**WHAT THE TASK ASKS:**
Pictures stay out of the copy; set down each line of the listing below exactly.

**RECORDS SUPPLIED:**
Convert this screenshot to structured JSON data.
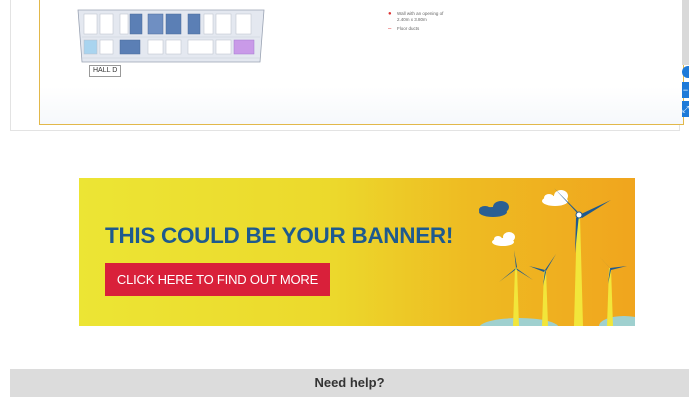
{
  "floorplan": {
    "hall_label": "HALL D",
    "legend": [
      {
        "marker": "red-dot",
        "lines": [
          "Wall with an opening of",
          "2.40m x 3.80m"
        ]
      },
      {
        "marker": "red-dash",
        "lines": [
          "Floor ducts"
        ]
      }
    ]
  },
  "map_controls": {
    "zoom_out_label": "−",
    "fullscreen_label": "⤢"
  },
  "banner": {
    "headline": "THIS COULD BE YOUR BANNER!",
    "cta_label": "CLICK HERE TO FIND OUT MORE",
    "colors": {
      "headline": "#1e5a8e",
      "cta_bg": "#d9203a",
      "bg_start": "#ece534",
      "bg_end": "#f0a51e"
    },
    "art_icon": "wind-turbines-illustration"
  },
  "help_bar": {
    "label": "Need help?"
  }
}
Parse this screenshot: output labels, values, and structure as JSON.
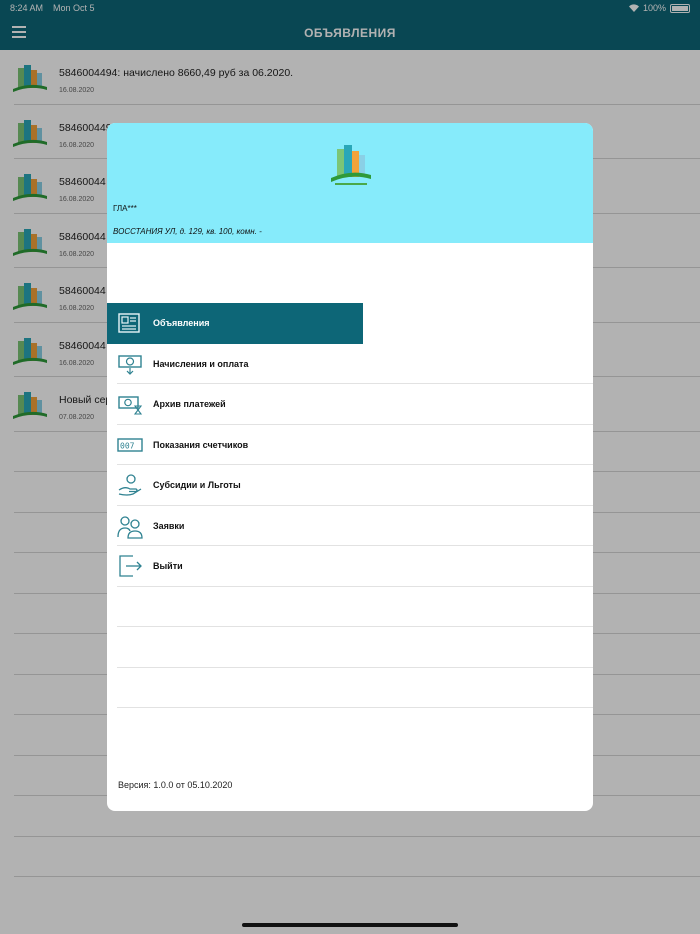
{
  "status": {
    "time": "8:24 AM",
    "date": "Mon Oct 5",
    "battery": "100%"
  },
  "header": {
    "title": "ОБЪЯВЛЕНИЯ"
  },
  "list": [
    {
      "text": "5846004494: начислено 8660,49 руб за 06.2020.",
      "date": "16.08.2020"
    },
    {
      "text": "584600449",
      "date": "16.08.2020"
    },
    {
      "text": "58460044",
      "date": "16.08.2020"
    },
    {
      "text": "58460044",
      "date": "16.08.2020"
    },
    {
      "text": "58460044",
      "date": "16.08.2020"
    },
    {
      "text": "58460044",
      "date": "16.08.2020"
    },
    {
      "text": "Новый сер",
      "date": "07.08.2020"
    }
  ],
  "drawer": {
    "user": "ГЛА***",
    "address": "ВОССТАНИЯ УЛ, д. 129, кв. 100, комн. -",
    "items": [
      {
        "label": "Объявления",
        "icon": "newspaper-icon"
      },
      {
        "label": "Начисления и оплата",
        "icon": "money-icon"
      },
      {
        "label": "Архив платежей",
        "icon": "archive-payments-icon"
      },
      {
        "label": "Показания счетчиков",
        "icon": "meter-icon"
      },
      {
        "label": "Субсидии и Льготы",
        "icon": "subsidy-icon"
      },
      {
        "label": "Заявки",
        "icon": "requests-icon"
      },
      {
        "label": "Выйти",
        "icon": "logout-icon"
      }
    ],
    "version": "Версия: 1.0.0 от 05.10.2020"
  },
  "colors": {
    "accent": "#0d6677",
    "drawer_header": "#86ebfb",
    "icon": "#2f8291"
  }
}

**RESPONSE TO THE EXERCISE:**
Convert this screenshot to structured JSON data.
{
  "floorplan": {
    "hall_label": "HALL D",
    "legend": [
      {
        "marker": "red-dot",
        "lines": [
          "Wall with an opening of",
          "2.40m x 3.80m"
        ]
      },
      {
        "marker": "red-dash",
        "lines": [
          "Floor ducts"
        ]
      }
    ]
  },
  "map_controls": {
    "zoom_out_label": "−",
    "fullscreen_label": "⤢"
  },
  "banner": {
    "headline": "THIS COULD BE YOUR BANNER!",
    "cta_label": "CLICK HERE TO FIND OUT MORE",
    "colors": {
      "headline": "#1e5a8e",
      "cta_bg": "#d9203a",
      "bg_start": "#ece534",
      "bg_end": "#f0a51e"
    },
    "art_icon": "wind-turbines-illustration"
  },
  "help_bar": {
    "label": "Need help?"
  }
}
Parse this screenshot: output labels, values, and structure as JSON.
{
  "status": {
    "time": "8:24 AM",
    "date": "Mon Oct 5",
    "battery": "100%"
  },
  "header": {
    "title": "ОБЪЯВЛЕНИЯ"
  },
  "list": [
    {
      "text": "5846004494: начислено 8660,49 руб за 06.2020.",
      "date": "16.08.2020"
    },
    {
      "text": "584600449",
      "date": "16.08.2020"
    },
    {
      "text": "58460044",
      "date": "16.08.2020"
    },
    {
      "text": "58460044",
      "date": "16.08.2020"
    },
    {
      "text": "58460044",
      "date": "16.08.2020"
    },
    {
      "text": "58460044",
      "date": "16.08.2020"
    },
    {
      "text": "Новый сер",
      "date": "07.08.2020"
    }
  ],
  "drawer": {
    "user": "ГЛА***",
    "address": "ВОССТАНИЯ УЛ, д. 129, кв. 100, комн. -",
    "items": [
      {
        "label": "Объявления",
        "icon": "newspaper-icon"
      },
      {
        "label": "Начисления и оплата",
        "icon": "money-icon"
      },
      {
        "label": "Архив платежей",
        "icon": "archive-payments-icon"
      },
      {
        "label": "Показания счетчиков",
        "icon": "meter-icon"
      },
      {
        "label": "Субсидии и Льготы",
        "icon": "subsidy-icon"
      },
      {
        "label": "Заявки",
        "icon": "requests-icon"
      },
      {
        "label": "Выйти",
        "icon": "logout-icon"
      }
    ],
    "version": "Версия: 1.0.0 от 05.10.2020"
  },
  "colors": {
    "accent": "#0d6677",
    "drawer_header": "#86ebfb",
    "icon": "#2f8291"
  }
}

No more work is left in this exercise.